## Dataset extract
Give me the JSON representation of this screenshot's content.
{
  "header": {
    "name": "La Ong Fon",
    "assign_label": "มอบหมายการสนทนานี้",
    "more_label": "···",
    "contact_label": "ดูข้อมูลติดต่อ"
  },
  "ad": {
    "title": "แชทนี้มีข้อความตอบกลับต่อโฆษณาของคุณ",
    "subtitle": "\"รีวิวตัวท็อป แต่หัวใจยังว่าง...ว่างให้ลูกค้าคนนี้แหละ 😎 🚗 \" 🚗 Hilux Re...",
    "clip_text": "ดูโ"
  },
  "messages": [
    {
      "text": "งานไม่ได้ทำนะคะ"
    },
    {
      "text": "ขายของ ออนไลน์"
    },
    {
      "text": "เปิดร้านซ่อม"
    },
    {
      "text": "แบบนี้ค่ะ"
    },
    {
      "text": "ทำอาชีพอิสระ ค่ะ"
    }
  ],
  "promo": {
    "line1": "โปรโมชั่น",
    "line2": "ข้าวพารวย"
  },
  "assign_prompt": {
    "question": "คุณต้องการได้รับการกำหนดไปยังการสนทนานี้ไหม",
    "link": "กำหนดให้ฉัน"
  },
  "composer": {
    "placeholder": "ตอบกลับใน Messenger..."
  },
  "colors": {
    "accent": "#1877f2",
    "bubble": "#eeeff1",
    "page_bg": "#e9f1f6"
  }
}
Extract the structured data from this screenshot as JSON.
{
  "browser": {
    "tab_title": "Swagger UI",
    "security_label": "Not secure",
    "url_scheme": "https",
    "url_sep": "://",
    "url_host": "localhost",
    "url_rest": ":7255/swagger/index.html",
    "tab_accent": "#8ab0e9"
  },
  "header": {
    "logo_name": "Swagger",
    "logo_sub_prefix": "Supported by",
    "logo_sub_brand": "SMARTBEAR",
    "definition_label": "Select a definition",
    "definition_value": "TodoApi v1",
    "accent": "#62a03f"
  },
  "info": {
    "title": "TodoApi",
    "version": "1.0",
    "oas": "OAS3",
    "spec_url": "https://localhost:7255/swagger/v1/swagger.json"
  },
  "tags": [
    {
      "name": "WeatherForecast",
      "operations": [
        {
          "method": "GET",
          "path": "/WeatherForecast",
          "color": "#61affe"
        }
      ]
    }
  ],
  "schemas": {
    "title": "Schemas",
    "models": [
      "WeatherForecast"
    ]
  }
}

## Given request
Gather up every line in the data above that contains the word "TodoApi", copying each one.

## Finished answer
    "definition_value": "TodoApi v1",
    "title": "TodoApi",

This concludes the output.